• **Instructions for the task**:
All of the data should be output character for character, except the pictures.

━━━━━━━━

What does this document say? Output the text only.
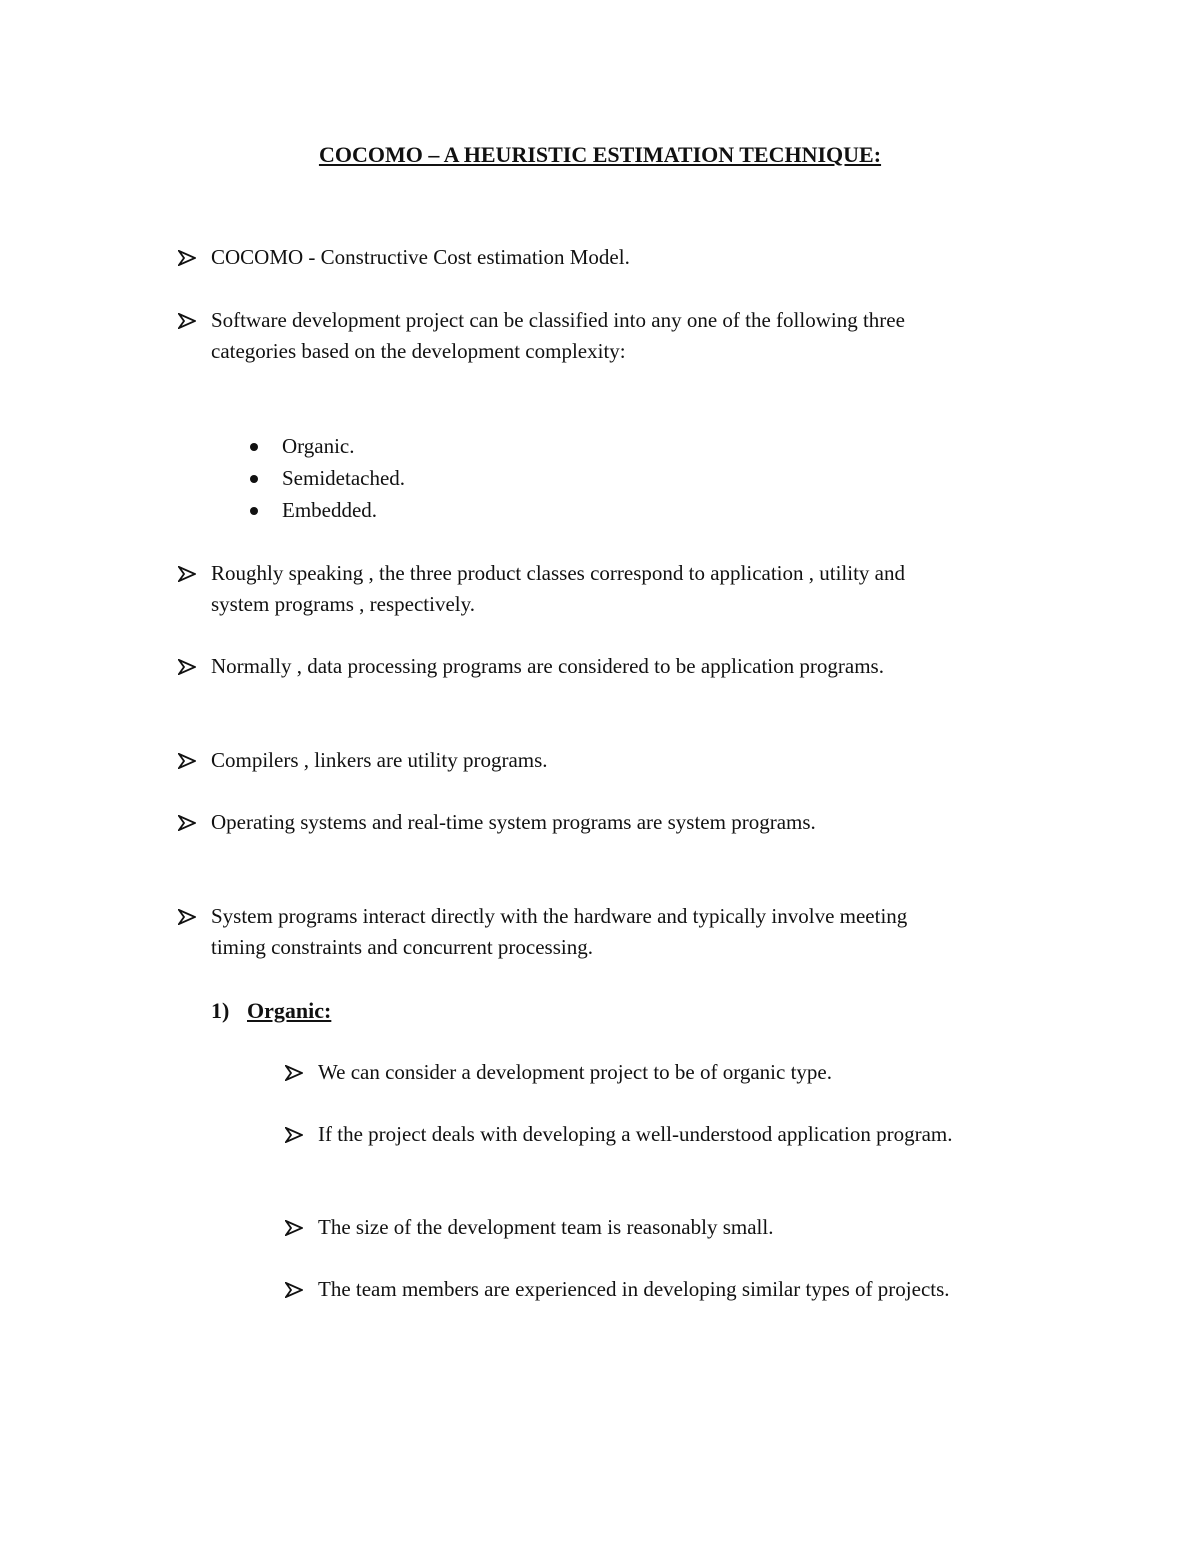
COCOMO – A HEURISTIC ESTIMATION TECHNIQUE:
COCOMO - Constructive Cost estimation Model.
Software development project can be classified into any one of the following three
categories based on the development complexity:
Organic.
Semidetached.
Embedded.
Roughly speaking , the three product classes correspond to application , utility and
system programs , respectively.
Normally , data processing programs are considered to be application programs.
Compilers , linkers are utility programs.
Operating systems and real-time system programs are system programs.
System programs interact directly with the hardware and typically involve meeting
timing constraints and concurrent processing.
1) Organic:
We can consider a development project to be of organic type.
If the project deals with developing a well-understood application program.
The size of the development team is reasonably small.
The team members are experienced in developing similar types of projects.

━━━━━━━━

• **Expected answer**:
What does this document say? Output the text only.
COCOMO – A HEURISTIC ESTIMATION TECHNIQUE:
COCOMO - Constructive Cost estimation Model.
Software development project can be classified into any one of the following three
categories based on the development complexity:
Organic.
Semidetached.
Embedded.
Roughly speaking , the three product classes correspond to application , utility and
system programs , respectively.
Normally , data processing programs are considered to be application programs.
Compilers , linkers are utility programs.
Operating systems and real-time system programs are system programs.
System programs interact directly with the hardware and typically involve meeting
timing constraints and concurrent processing.
1) Organic:
We can consider a development project to be of organic type.
If the project deals with developing a well-understood application program.
The size of the development team is reasonably small.
The team members are experienced in developing similar types of projects.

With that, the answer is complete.